__Task instructions__
Give every line from the entries that contains "Hatena".

# # #

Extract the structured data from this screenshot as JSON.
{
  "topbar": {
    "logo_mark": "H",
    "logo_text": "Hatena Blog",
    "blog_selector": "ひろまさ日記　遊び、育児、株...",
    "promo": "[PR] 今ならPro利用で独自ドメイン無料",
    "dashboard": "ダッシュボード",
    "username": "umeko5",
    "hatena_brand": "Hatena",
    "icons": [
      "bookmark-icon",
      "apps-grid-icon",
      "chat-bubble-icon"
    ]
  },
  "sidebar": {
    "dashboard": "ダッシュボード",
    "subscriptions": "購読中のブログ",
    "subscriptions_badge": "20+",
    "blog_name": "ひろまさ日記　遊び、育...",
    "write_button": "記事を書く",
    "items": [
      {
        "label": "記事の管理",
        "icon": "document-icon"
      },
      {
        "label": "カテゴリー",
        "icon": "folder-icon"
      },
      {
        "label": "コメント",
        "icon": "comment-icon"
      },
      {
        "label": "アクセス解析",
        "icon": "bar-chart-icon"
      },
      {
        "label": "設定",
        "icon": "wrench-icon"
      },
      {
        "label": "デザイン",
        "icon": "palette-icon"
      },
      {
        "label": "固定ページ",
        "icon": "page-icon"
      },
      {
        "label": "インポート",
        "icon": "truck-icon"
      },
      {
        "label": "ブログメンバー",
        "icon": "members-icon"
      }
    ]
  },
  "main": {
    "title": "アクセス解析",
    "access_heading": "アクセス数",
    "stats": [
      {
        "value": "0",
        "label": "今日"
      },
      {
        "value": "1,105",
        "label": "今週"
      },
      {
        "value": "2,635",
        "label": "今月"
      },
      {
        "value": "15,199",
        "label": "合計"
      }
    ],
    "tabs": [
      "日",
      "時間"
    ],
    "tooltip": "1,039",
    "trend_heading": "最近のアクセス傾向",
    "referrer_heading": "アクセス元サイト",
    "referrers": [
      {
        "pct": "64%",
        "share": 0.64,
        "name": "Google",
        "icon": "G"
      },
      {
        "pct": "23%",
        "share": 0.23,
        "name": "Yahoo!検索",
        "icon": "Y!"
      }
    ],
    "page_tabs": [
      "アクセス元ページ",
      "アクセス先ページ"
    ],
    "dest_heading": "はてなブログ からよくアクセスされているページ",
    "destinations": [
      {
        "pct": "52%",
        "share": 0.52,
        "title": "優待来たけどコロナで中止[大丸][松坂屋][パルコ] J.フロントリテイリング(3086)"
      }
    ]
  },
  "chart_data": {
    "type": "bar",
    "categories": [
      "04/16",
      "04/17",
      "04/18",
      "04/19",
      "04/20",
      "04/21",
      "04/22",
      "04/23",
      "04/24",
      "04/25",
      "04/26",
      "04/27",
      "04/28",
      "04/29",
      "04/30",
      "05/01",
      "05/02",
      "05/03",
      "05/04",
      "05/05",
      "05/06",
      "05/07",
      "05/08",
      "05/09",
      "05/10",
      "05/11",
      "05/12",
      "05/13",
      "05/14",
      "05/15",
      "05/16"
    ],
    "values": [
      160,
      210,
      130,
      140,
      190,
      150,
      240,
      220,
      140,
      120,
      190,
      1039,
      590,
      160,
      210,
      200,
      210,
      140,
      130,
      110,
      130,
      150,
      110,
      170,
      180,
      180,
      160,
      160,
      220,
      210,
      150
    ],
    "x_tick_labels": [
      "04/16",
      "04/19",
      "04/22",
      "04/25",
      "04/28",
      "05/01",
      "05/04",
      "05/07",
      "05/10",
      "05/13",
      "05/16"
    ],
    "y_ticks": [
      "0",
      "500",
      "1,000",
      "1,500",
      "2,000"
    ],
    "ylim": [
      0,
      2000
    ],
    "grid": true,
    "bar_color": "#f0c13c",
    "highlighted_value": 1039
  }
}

# # #

__Exercise solution__
    "logo_text": "Hatena Blog",
    "hatena_brand": "Hatena",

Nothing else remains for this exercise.